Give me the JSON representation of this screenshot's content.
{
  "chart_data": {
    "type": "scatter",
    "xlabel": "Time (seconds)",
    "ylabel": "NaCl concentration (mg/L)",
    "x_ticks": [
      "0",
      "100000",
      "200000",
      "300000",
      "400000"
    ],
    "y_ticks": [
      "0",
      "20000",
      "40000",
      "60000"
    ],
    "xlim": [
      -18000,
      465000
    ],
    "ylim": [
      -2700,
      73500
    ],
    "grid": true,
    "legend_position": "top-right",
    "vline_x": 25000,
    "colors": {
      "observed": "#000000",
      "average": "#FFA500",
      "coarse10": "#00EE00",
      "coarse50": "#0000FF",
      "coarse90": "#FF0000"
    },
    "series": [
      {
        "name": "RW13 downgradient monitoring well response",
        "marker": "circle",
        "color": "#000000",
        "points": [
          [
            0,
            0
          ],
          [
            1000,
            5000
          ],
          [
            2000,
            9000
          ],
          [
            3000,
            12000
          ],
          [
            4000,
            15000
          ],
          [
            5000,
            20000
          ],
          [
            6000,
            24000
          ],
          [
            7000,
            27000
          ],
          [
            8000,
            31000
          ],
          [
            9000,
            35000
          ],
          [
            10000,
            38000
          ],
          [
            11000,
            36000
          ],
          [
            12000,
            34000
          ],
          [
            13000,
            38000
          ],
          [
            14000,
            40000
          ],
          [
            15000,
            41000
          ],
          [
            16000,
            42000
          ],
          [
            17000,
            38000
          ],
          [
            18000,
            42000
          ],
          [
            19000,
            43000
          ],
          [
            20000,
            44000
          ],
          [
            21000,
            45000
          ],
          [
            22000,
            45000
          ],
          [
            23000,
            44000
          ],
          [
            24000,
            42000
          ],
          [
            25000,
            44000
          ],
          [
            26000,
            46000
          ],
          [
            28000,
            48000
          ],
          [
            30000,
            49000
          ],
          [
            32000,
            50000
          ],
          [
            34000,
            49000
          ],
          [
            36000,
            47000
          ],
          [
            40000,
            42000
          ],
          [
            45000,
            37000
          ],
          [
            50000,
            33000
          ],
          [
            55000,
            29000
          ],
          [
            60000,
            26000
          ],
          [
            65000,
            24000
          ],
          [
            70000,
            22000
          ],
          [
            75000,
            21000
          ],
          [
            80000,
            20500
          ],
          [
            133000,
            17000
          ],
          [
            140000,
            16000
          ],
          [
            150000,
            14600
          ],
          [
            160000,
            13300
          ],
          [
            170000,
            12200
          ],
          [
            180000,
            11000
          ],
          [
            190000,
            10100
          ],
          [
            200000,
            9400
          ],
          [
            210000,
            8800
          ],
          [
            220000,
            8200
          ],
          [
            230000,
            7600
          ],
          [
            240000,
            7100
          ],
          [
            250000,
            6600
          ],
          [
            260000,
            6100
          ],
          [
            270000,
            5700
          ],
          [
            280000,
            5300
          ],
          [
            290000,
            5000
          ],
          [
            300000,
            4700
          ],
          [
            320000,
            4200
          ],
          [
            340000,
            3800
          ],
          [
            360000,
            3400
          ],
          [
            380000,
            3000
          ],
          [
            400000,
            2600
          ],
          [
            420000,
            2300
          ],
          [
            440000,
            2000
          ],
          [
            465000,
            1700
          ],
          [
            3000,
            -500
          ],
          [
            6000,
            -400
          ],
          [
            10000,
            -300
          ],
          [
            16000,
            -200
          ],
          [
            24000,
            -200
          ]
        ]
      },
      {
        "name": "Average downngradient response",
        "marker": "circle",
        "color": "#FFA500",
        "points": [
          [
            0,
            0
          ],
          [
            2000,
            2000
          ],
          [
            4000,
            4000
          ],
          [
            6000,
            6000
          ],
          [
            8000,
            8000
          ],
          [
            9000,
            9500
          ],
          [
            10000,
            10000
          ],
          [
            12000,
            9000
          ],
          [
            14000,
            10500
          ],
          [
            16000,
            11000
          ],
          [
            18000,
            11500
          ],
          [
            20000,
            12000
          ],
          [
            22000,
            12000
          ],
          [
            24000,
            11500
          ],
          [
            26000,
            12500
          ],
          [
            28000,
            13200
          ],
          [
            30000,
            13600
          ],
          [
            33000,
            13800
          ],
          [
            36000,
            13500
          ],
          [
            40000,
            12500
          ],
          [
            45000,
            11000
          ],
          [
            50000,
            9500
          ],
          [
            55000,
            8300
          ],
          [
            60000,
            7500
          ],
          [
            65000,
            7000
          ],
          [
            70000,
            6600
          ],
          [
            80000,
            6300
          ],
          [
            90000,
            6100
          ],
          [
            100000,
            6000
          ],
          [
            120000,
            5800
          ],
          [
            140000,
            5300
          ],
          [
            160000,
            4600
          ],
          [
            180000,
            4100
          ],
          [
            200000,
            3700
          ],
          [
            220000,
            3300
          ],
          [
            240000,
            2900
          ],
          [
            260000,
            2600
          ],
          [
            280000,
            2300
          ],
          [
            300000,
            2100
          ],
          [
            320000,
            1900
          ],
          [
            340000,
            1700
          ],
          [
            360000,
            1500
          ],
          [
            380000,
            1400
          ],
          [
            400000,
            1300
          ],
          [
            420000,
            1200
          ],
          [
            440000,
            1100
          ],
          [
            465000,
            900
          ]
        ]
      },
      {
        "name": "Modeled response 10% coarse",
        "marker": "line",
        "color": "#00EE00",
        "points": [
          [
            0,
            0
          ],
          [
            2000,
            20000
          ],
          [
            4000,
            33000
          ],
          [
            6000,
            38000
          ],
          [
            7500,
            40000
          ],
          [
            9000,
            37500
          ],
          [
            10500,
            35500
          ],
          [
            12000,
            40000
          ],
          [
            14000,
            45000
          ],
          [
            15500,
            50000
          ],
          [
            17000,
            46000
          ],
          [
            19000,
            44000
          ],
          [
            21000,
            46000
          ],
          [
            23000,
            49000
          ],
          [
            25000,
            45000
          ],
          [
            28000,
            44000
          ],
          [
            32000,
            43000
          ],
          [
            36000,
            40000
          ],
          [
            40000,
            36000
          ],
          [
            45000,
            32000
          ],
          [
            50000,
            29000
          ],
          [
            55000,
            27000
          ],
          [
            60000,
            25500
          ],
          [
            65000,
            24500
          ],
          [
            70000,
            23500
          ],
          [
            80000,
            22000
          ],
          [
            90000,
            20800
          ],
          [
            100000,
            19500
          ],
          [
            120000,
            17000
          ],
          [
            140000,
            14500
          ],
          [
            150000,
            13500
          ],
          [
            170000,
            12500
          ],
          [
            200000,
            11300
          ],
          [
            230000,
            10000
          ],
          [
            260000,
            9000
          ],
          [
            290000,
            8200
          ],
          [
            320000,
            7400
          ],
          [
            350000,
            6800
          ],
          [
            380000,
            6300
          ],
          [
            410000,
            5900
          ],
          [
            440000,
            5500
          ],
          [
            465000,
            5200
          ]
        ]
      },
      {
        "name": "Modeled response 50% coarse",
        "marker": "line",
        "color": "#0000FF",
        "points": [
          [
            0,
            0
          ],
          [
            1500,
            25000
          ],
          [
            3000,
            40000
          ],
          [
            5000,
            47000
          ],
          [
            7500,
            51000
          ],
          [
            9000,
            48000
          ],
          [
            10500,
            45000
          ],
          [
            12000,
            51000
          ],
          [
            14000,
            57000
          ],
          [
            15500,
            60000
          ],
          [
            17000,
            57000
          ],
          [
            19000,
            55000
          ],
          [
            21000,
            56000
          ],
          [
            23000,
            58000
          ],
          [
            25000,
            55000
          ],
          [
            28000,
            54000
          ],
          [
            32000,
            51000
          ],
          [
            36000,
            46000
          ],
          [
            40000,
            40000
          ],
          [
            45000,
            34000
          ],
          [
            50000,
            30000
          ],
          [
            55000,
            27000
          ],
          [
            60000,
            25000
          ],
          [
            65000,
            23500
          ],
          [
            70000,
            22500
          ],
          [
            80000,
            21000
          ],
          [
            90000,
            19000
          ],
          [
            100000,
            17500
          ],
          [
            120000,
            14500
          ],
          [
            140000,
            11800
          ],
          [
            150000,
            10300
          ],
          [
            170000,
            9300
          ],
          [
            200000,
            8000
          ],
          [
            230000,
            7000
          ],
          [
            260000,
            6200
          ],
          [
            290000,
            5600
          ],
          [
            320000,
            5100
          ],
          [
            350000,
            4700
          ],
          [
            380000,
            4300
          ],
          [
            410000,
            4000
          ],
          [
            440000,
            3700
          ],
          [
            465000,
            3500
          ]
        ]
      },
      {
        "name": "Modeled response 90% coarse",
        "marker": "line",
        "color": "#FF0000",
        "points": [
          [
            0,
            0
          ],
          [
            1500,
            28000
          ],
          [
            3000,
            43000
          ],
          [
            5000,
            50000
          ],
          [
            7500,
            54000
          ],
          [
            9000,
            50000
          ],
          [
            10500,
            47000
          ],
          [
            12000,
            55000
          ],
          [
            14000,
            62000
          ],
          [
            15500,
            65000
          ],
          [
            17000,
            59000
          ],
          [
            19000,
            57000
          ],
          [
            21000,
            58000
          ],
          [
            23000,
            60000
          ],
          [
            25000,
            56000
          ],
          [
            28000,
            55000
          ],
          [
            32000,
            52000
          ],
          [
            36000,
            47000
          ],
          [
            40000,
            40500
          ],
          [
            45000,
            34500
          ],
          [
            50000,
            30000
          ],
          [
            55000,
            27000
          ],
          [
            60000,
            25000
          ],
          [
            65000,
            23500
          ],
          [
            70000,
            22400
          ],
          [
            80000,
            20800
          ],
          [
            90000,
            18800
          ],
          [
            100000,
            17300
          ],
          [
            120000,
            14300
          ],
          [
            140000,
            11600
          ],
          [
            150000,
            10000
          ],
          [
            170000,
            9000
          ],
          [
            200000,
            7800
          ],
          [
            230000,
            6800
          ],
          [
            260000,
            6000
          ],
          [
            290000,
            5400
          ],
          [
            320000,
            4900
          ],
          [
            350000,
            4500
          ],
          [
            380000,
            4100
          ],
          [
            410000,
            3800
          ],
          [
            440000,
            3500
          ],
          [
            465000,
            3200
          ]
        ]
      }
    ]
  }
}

• _Task instructions_: Identify and copy lines that hold the string "Modeled".

• _Solved problem_:
        "name": "Modeled response 10% coarse",
        "name": "Modeled response 50% coarse",
        "name": "Modeled response 90% coarse",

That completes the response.